DIRECTION » Reproduce every entry that follows word for word, but omit the images.

-.-.-

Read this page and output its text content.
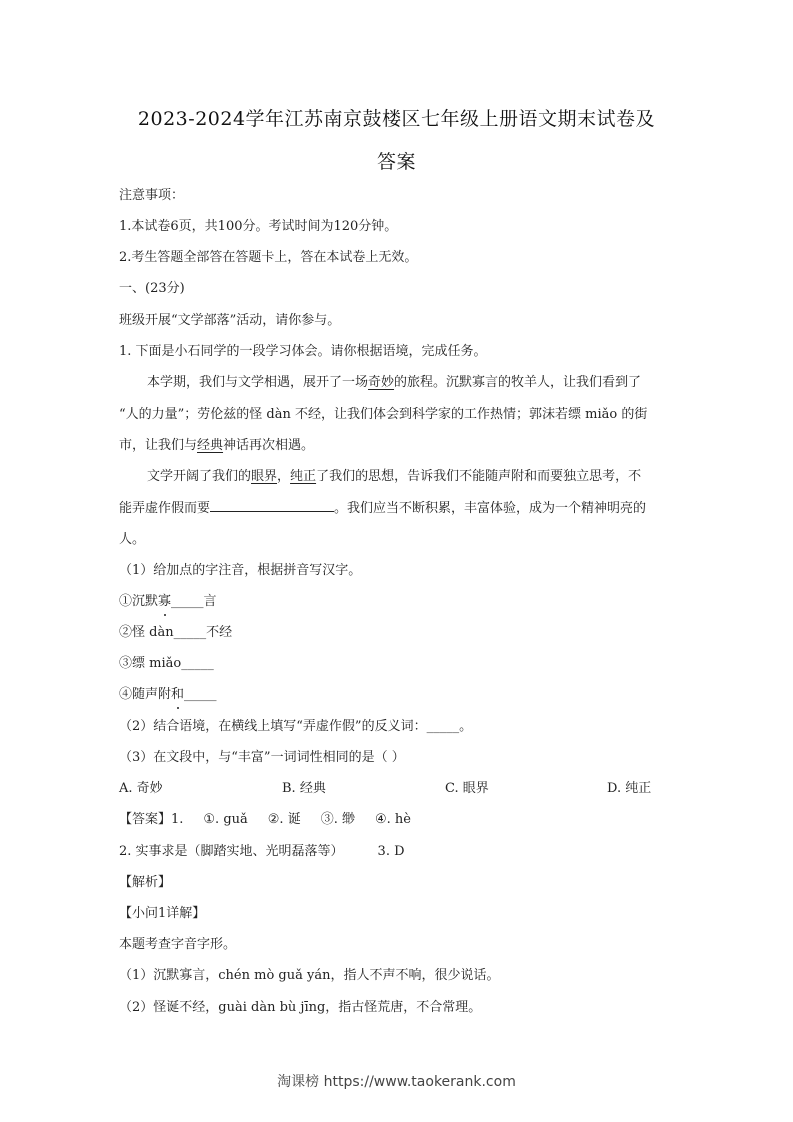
2023-2024学年江苏南京鼓楼区七年级上册语文期末试卷及
答案
注意事项：
1.本试卷6页，共100分。考试时间为120分钟。
2.考生答题全部答在答题卡上，答在本试卷上无效。
一、(23分)
班级开展“文学部落”活动，请你参与。
1. 下面是小石同学的一段学习体会。请你根据语境，完成任务。
本学期，我们与文学相遇，展开了一场奇妙的旅程。沉默寡言的牧羊人，让我们看到了
“人的力量”；劳伦兹的怪 dàn 不经，让我们体会到科学家的工作热情；郭沫若缥 miǎo 的街
市，让我们与经典神话再次相遇。
文学开阔了我们的眼界，纯正了我们的思想，告诉我们不能随声附和而要独立思考，不
能弄虚作假而要	。我们应当不断积累，丰富体验，成为一个精神明亮的
人。
（1）给加点的字注音，根据拼音写汉字。
①沉默寡_____言
②怪 dàn_____不经
③缥 miǎo_____
④随声附和_____
（2）结合语境，在横线上填写“弄虚作假”的反义词：_____。
（3）在文段中，与“丰富”一词词性相同的是（ ）
A. 奇妙	B. 经典	C. 眼界	D. 纯正
【答案】1. ①. guǎ ②. 诞 ③. 缈 ④. hè
2. 实事求是（脚踏实地、光明磊落等）	3. D
【解析】
【小问1详解】
本题考查字音字形。
（1）沉默寡言，chén mò guǎ yán，指人不声不响，很少说话。
（2）怪诞不经，guài dàn bù jīng，指古怪荒唐，不合常理。
淘课榜 https://www.taokerank.com
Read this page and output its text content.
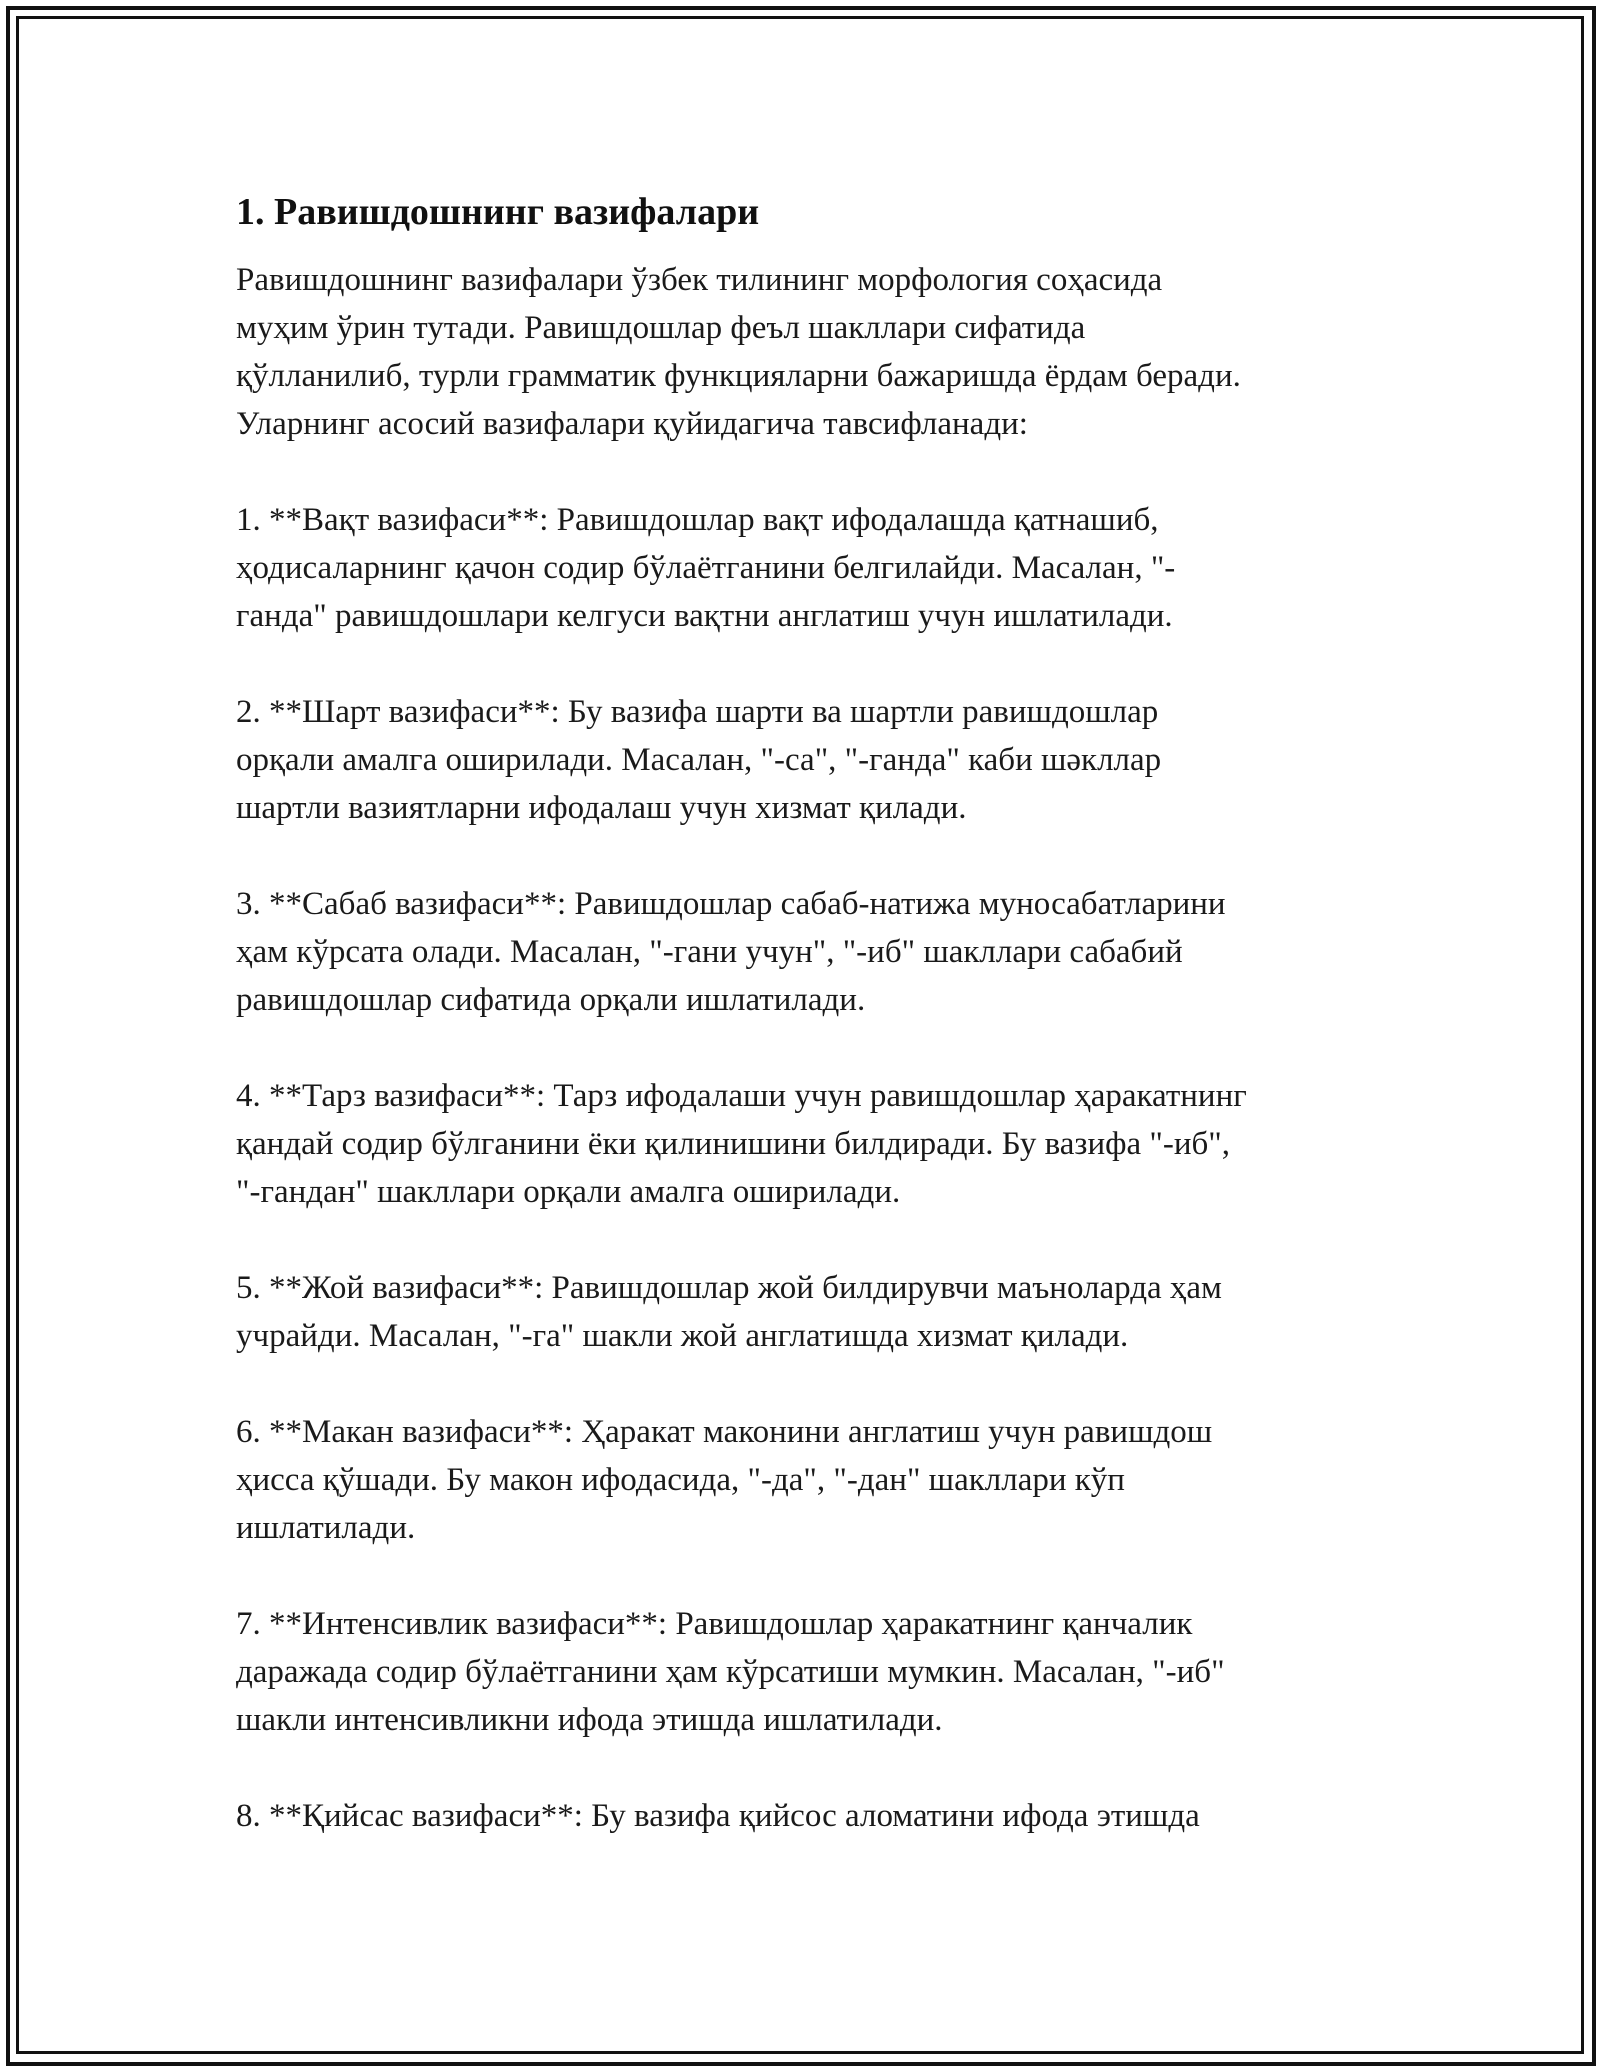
1. Равишдошнинг вазифалари

Равишдошнинг вазифалари ўзбек тилининг морфология соҳасида
муҳим ўрин тутади. Равишдошлар феъл шакллари сифатида
қўлланилиб, турли грамматик функцияларни бажаришда ёрдам беради.
Уларнинг асосий вазифалари қуйидагича тавсифланади:

1. **Вақт вазифаси**: Равишдошлар вақт ифодалашда қатнашиб,
ҳодисаларнинг қачон содир бўлаётганини белгилайди. Масалан, "-
ганда" равишдошлари келгуси вақтни англатиш учун ишлатилади.

2. **Шарт вазифаси**: Бу вазифа шарти ва шартли равишдошлар
орқали амалга оширилади. Масалан, "-са", "-ганда" каби шәкллар
шартли вазиятларни ифодалаш учун хизмат қилади.

3. **Сабаб вазифаси**: Равишдошлар сабаб-натижа муносабатларини
ҳам кўрсата олади. Масалан, "-гани учун", "-иб" шакллари сабабий
равишдошлар сифатида орқали ишлатилади.

4. **Тарз вазифаси**: Тарз ифодалаши учун равишдошлар ҳаракатнинг
қандай содир бўлганини ёки қилинишини билдиради. Бу вазифа "-иб",
"-гандан" шакллари орқали амалга оширилади.

5. **Жой вазифаси**: Равишдошлар жой билдирувчи маъноларда ҳам
учрайди. Масалан, "-га" шакли жой англатишда хизмат қилади.

6. **Макан вазифаси**: Ҳаракат маконини англатиш учун равишдош
ҳисса қўшади. Бу макон ифодасида, "-да", "-дан" шакллари кўп
ишлатилади.

7. **Интенсивлик вазифаси**: Равишдошлар ҳаракатнинг қанчалик
даражада содир бўлаётганини ҳам кўрсатиши мумкин. Масалан, "-иб"
шакли интенсивликни ифода этишда ишлатилади.

8. **Қийсас вазифаси**: Бу вазифа қийсос аломатини ифода этишда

-.-.-

EXERCISE RESULT »
Read this page and output its text content.
2023-2024学年江苏南京鼓楼区七年级上册语文期末试卷及
答案
注意事项：
1.本试卷6页，共100分。考试时间为120分钟。
2.考生答题全部答在答题卡上，答在本试卷上无效。
一、(23分)
班级开展“文学部落”活动，请你参与。
1. 下面是小石同学的一段学习体会。请你根据语境，完成任务。
本学期，我们与文学相遇，展开了一场奇妙的旅程。沉默寡言的牧羊人，让我们看到了
“人的力量”；劳伦兹的怪 dàn 不经，让我们体会到科学家的工作热情；郭沫若缥 miǎo 的街
市，让我们与经典神话再次相遇。
文学开阔了我们的眼界，纯正了我们的思想，告诉我们不能随声附和而要独立思考，不
能弄虚作假而要	。我们应当不断积累，丰富体验，成为一个精神明亮的
人。
（1）给加点的字注音，根据拼音写汉字。
①沉默寡_____言
②怪 dàn_____不经
③缥 miǎo_____
④随声附和_____
（2）结合语境，在横线上填写“弄虚作假”的反义词：_____。
（3）在文段中，与“丰富”一词词性相同的是（ ）
A. 奇妙	B. 经典	C. 眼界	D. 纯正
【答案】1. ①. guǎ ②. 诞 ③. 缈 ④. hè
2. 实事求是（脚踏实地、光明磊落等）	3. D
【解析】
【小问1详解】
本题考查字音字形。
（1）沉默寡言，chén mò guǎ yán，指人不声不响，很少说话。
（2）怪诞不经，guài dàn bù jīng，指古怪荒唐，不合常理。
淘课榜 https://www.taokerank.com
Read this page and output its text content.
1. Равишдошнинг вазифалари

Равишдошнинг вазифалари ўзбек тилининг морфология соҳасида
муҳим ўрин тутади. Равишдошлар феъл шакллари сифатида
қўлланилиб, турли грамматик функцияларни бажаришда ёрдам беради.
Уларнинг асосий вазифалари қуйидагича тавсифланади:

1. **Вақт вазифаси**: Равишдошлар вақт ифодалашда қатнашиб,
ҳодисаларнинг қачон содир бўлаётганини белгилайди. Масалан, "-
ганда" равишдошлари келгуси вақтни англатиш учун ишлатилади.

2. **Шарт вазифаси**: Бу вазифа шарти ва шартли равишдошлар
орқали амалга оширилади. Масалан, "-са", "-ганда" каби шәкллар
шартли вазиятларни ифодалаш учун хизмат қилади.

3. **Сабаб вазифаси**: Равишдошлар сабаб-натижа муносабатларини
ҳам кўрсата олади. Масалан, "-гани учун", "-иб" шакллари сабабий
равишдошлар сифатида орқали ишлатилади.

4. **Тарз вазифаси**: Тарз ифодалаши учун равишдошлар ҳаракатнинг
қандай содир бўлганини ёки қилинишини билдиради. Бу вазифа "-иб",
"-гандан" шакллари орқали амалга оширилади.

5. **Жой вазифаси**: Равишдошлар жой билдирувчи маъноларда ҳам
учрайди. Масалан, "-га" шакли жой англатишда хизмат қилади.

6. **Макан вазифаси**: Ҳаракат маконини англатиш учун равишдош
ҳисса қўшади. Бу макон ифодасида, "-да", "-дан" шакллари кўп
ишлатилади.

7. **Интенсивлик вазифаси**: Равишдошлар ҳаракатнинг қанчалик
даражада содир бўлаётганини ҳам кўрсатиши мумкин. Масалан, "-иб"
шакли интенсивликни ифода этишда ишлатилади.

8. **Қийсас вазифаси**: Бу вазифа қийсос аломатини ифода этишда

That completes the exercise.